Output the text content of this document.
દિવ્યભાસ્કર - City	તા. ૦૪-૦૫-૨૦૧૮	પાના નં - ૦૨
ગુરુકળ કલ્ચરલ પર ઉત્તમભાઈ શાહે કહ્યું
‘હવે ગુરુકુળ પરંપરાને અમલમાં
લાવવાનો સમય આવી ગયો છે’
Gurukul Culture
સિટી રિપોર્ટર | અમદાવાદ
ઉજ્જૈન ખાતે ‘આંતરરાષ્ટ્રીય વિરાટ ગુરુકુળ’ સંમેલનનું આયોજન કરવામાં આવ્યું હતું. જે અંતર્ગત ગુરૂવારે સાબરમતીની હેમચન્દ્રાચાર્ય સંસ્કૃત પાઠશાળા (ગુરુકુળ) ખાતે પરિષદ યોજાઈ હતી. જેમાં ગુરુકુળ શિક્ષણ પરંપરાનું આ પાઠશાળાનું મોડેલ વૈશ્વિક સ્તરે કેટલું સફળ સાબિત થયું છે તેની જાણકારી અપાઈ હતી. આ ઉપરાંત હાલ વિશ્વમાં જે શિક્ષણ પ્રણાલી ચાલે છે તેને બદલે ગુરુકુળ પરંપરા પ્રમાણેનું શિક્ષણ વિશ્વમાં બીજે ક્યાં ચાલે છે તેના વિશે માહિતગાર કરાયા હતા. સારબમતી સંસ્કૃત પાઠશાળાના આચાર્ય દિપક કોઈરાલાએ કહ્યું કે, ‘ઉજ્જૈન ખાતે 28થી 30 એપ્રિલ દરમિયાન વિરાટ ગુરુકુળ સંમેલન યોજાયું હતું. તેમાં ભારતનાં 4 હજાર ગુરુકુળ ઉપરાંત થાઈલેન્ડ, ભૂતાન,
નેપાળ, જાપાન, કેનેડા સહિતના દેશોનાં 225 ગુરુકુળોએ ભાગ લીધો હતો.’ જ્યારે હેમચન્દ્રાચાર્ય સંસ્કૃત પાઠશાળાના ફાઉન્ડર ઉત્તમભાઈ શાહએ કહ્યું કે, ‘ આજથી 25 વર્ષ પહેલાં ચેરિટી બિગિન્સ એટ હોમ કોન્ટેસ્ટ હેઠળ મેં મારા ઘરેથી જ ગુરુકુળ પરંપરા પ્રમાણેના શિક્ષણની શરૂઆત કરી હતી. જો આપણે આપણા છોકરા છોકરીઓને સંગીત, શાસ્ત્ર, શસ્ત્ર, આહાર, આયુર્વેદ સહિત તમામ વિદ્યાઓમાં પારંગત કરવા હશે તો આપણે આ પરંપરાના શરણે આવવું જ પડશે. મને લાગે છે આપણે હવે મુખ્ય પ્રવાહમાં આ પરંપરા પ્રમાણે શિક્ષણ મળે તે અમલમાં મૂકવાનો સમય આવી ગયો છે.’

## Task brief
Output every line above without altering anything.

## Complete output
Output the text content of this document.
દિવ્યભાસ્કર - City	તા. ૦૪-૦૫-૨૦૧૮	પાના નં - ૦૨
ગુરુકળ કલ્ચરલ પર ઉત્તમભાઈ શાહે કહ્યું
‘હવે ગુરુકુળ પરંપરાને અમલમાં
લાવવાનો સમય આવી ગયો છે’
Gurukul Culture
સિટી રિપોર્ટર | અમદાવાદ
ઉજ્જૈન ખાતે ‘આંતરરાષ્ટ્રીય વિરાટ ગુરુકુળ’ સંમેલનનું આયોજન કરવામાં આવ્યું હતું. જે અંતર્ગત ગુરૂવારે સાબરમતીની હેમચન્દ્રાચાર્ય સંસ્કૃત પાઠશાળા (ગુરુકુળ) ખાતે પરિષદ યોજાઈ હતી. જેમાં ગુરુકુળ શિક્ષણ પરંપરાનું આ પાઠશાળાનું મોડેલ વૈશ્વિક સ્તરે કેટલું સફળ સાબિત થયું છે તેની જાણકારી અપાઈ હતી. આ ઉપરાંત હાલ વિશ્વમાં જે શિક્ષણ પ્રણાલી ચાલે છે તેને બદલે ગુરુકુળ પરંપરા પ્રમાણેનું શિક્ષણ વિશ્વમાં બીજે ક્યાં ચાલે છે તેના વિશે માહિતગાર કરાયા હતા. સારબમતી સંસ્કૃત પાઠશાળાના આચાર્ય દિપક કોઈરાલાએ કહ્યું કે, ‘ઉજ્જૈન ખાતે 28થી 30 એપ્રિલ દરમિયાન વિરાટ ગુરુકુળ સંમેલન યોજાયું હતું. તેમાં ભારતનાં 4 હજાર ગુરુકુળ ઉપરાંત થાઈલેન્ડ, ભૂતાન,
નેપાળ, જાપાન, કેનેડા સહિતના દેશોનાં 225 ગુરુકુળોએ ભાગ લીધો હતો.’ જ્યારે હેમચન્દ્રાચાર્ય સંસ્કૃત પાઠશાળાના ફાઉન્ડર ઉત્તમભાઈ શાહએ કહ્યું કે, ‘ આજથી 25 વર્ષ પહેલાં ચેરિટી બિગિન્સ એટ હોમ કોન્ટેસ્ટ હેઠળ મેં મારા ઘરેથી જ ગુરુકુળ પરંપરા પ્રમાણેના શિક્ષણની શરૂઆત કરી હતી. જો આપણે આપણા છોકરા છોકરીઓને સંગીત, શાસ્ત્ર, શસ્ત્ર, આહાર, આયુર્વેદ સહિત તમામ વિદ્યાઓમાં પારંગત કરવા હશે તો આપણે આ પરંપરાના શરણે આવવું જ પડશે. મને લાગે છે આપણે હવે મુખ્ય પ્રવાહમાં આ પરંપરા પ્રમાણે શિક્ષણ મળે તે અમલમાં મૂકવાનો સમય આવી ગયો છે.’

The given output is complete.